------ Provided entries ------

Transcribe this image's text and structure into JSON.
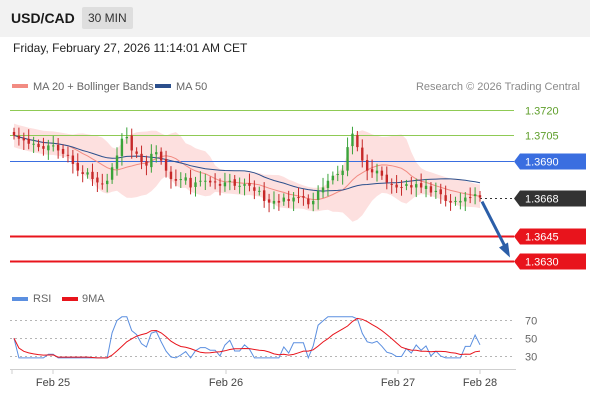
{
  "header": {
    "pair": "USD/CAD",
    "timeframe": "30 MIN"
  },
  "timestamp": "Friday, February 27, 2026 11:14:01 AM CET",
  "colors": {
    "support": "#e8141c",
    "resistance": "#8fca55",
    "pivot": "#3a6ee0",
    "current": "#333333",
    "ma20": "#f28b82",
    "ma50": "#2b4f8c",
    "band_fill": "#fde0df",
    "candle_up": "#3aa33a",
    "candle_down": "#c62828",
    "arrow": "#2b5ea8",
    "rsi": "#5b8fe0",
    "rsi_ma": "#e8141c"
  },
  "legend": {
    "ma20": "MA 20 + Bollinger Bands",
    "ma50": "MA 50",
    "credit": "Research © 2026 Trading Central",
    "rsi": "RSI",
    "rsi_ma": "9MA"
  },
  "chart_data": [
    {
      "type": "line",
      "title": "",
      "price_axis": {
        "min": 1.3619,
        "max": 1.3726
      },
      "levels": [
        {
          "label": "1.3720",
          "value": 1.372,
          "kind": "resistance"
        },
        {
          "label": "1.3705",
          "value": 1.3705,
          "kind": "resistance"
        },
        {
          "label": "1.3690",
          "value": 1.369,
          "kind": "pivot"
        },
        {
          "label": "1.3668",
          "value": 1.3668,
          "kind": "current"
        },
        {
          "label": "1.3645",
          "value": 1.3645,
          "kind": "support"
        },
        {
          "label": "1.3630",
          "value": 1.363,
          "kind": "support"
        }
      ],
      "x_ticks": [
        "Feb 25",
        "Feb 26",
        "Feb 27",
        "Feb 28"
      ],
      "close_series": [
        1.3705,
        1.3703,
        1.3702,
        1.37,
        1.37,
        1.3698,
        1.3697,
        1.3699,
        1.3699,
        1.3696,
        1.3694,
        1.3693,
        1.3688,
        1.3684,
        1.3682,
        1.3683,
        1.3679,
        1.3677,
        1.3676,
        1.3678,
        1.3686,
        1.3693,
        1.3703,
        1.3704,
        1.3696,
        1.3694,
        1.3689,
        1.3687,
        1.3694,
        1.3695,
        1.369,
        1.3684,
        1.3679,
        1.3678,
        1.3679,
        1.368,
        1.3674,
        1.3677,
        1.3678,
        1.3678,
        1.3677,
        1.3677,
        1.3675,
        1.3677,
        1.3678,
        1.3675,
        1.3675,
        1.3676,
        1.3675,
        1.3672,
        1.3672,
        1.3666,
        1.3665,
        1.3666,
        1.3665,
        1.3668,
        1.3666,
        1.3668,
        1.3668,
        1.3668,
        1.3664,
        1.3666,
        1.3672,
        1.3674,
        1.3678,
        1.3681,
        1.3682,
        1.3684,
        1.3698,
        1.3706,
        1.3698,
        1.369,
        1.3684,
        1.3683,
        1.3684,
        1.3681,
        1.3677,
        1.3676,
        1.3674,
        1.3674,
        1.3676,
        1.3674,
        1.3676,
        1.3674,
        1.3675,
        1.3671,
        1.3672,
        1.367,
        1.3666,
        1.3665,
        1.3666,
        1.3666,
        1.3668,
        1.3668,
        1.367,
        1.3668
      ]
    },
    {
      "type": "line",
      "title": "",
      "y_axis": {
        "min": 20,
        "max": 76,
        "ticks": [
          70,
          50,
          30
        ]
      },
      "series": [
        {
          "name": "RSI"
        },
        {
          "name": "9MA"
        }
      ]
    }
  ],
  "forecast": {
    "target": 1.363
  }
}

------
------ Provided entries ------

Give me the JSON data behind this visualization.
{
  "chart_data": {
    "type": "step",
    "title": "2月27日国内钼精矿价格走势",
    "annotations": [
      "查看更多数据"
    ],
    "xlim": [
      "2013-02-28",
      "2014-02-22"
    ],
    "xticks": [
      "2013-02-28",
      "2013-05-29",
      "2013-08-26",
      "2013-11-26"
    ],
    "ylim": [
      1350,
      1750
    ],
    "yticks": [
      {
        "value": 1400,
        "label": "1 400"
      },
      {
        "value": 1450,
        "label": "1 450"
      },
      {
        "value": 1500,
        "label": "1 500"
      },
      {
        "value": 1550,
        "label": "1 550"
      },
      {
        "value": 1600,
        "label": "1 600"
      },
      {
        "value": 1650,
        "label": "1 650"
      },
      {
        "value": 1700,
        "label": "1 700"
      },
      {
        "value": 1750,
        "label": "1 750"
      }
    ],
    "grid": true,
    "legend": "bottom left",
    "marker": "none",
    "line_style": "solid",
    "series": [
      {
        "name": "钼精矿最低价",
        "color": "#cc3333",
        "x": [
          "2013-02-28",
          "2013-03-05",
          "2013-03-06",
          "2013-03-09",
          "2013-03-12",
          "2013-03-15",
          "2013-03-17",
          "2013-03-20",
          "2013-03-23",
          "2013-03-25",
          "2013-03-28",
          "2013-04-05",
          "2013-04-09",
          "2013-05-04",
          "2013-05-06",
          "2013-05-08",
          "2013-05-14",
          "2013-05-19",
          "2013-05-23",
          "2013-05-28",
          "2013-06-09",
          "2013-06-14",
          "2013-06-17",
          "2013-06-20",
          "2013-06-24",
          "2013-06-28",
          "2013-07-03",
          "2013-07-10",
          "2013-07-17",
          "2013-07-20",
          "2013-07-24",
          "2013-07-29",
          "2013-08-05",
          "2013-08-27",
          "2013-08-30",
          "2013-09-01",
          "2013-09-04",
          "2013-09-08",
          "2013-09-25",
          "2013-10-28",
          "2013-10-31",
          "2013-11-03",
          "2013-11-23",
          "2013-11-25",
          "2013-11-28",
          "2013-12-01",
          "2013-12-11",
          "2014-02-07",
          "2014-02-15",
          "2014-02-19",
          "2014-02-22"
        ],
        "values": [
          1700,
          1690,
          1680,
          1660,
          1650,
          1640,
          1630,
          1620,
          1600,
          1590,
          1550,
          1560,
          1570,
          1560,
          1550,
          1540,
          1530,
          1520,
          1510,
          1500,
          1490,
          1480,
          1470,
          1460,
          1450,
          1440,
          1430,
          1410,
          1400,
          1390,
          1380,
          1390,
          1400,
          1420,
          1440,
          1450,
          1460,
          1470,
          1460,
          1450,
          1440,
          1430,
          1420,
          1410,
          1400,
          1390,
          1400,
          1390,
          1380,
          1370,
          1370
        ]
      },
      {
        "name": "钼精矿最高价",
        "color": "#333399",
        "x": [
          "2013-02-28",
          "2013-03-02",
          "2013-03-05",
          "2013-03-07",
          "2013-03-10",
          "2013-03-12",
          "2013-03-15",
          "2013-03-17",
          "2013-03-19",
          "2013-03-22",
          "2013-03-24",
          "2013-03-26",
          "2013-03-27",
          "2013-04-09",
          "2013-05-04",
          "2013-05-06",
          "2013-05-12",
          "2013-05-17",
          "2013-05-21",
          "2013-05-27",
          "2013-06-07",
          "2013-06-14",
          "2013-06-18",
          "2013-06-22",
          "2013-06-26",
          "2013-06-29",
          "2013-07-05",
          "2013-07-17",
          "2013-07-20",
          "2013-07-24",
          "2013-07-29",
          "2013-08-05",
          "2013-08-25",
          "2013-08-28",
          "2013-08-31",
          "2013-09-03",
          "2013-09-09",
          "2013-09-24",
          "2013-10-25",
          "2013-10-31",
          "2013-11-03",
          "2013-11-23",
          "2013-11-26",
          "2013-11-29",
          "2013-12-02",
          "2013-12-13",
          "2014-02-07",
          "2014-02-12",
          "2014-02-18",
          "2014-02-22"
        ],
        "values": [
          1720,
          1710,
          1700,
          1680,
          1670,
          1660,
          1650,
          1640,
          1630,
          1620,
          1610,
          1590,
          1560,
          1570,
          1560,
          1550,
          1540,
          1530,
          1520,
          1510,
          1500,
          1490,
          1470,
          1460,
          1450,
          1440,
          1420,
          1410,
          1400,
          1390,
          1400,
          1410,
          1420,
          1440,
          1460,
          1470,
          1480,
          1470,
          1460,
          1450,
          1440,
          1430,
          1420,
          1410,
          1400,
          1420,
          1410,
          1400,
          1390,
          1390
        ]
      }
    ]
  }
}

------
------ Provided entries ------

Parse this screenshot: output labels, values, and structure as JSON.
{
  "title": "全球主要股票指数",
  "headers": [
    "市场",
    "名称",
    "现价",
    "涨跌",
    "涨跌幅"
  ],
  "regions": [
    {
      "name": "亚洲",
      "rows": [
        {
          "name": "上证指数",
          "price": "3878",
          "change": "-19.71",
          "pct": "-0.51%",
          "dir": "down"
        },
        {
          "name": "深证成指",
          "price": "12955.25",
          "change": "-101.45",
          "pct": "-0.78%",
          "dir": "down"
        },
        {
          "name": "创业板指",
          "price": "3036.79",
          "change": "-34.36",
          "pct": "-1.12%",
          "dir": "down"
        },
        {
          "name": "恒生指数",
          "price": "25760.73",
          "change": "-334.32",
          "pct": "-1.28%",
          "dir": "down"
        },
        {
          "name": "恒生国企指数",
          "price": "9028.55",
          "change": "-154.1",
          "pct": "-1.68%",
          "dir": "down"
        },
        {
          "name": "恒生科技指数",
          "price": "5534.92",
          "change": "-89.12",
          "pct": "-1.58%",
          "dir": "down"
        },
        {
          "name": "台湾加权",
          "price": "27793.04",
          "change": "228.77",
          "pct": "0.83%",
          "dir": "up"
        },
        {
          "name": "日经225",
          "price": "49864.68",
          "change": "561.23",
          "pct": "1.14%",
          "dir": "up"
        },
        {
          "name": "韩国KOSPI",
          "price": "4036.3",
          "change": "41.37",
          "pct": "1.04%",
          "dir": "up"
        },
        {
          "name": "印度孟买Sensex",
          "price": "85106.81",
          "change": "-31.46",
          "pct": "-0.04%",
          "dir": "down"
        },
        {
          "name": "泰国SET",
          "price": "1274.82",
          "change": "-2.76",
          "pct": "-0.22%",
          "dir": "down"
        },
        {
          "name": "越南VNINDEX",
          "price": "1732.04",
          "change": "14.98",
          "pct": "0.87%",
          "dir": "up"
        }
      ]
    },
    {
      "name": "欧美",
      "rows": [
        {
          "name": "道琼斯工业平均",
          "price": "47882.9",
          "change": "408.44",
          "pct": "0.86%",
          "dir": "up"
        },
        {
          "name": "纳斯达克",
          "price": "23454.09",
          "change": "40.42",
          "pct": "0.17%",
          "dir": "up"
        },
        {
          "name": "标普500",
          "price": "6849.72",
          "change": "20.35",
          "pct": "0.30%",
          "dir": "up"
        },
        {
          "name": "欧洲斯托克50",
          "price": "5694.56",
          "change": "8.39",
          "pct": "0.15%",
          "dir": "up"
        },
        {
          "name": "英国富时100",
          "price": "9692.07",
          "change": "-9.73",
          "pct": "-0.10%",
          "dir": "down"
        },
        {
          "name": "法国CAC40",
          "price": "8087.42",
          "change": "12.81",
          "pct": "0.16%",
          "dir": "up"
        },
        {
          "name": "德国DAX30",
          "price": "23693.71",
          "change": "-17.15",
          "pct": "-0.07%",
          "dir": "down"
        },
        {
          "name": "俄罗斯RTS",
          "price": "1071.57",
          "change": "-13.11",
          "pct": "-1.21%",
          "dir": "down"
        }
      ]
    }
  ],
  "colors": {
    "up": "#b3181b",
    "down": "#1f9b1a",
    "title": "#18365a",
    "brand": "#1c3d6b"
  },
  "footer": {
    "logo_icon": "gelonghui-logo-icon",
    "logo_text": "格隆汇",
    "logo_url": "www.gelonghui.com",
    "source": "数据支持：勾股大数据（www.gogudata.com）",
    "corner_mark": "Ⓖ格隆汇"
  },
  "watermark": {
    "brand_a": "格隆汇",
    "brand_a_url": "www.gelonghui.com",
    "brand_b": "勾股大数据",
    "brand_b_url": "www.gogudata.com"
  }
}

------

Scan the listing above and copy all lines containing the word "gogudata".

## Output
    "source": "数据支持：勾股大数据（www.gogudata.com）",
    "brand_b_url": "www.gogudata.com"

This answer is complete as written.